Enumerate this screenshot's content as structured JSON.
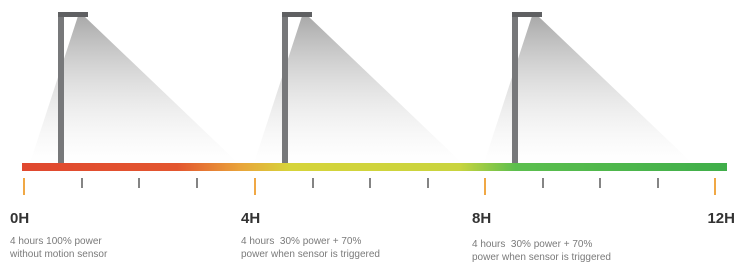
{
  "markers": [
    {
      "label": "0H",
      "caption": [
        "4 hours 100% power",
        "without motion sensor"
      ]
    },
    {
      "label": "4H",
      "caption": [
        "4 hours  30% power + 70%",
        "power when sensor is triggered"
      ]
    },
    {
      "label": "8H",
      "caption": [
        "4 hours  30% power + 70%",
        "power when sensor is triggered"
      ]
    },
    {
      "label": "12H"
    }
  ]
}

#####

Quote all the records verbatim, dropping any pictures from your copy.

Enumerate this screenshot's content as structured JSON.
{
  "markers": [
    {
      "label": "0H",
      "caption": [
        "4 hours 100% power",
        "without motion sensor"
      ]
    },
    {
      "label": "4H",
      "caption": [
        "4 hours  30% power + 70%",
        "power when sensor is triggered"
      ]
    },
    {
      "label": "8H",
      "caption": [
        "4 hours  30% power + 70%",
        "power when sensor is triggered"
      ]
    },
    {
      "label": "12H"
    }
  ]
}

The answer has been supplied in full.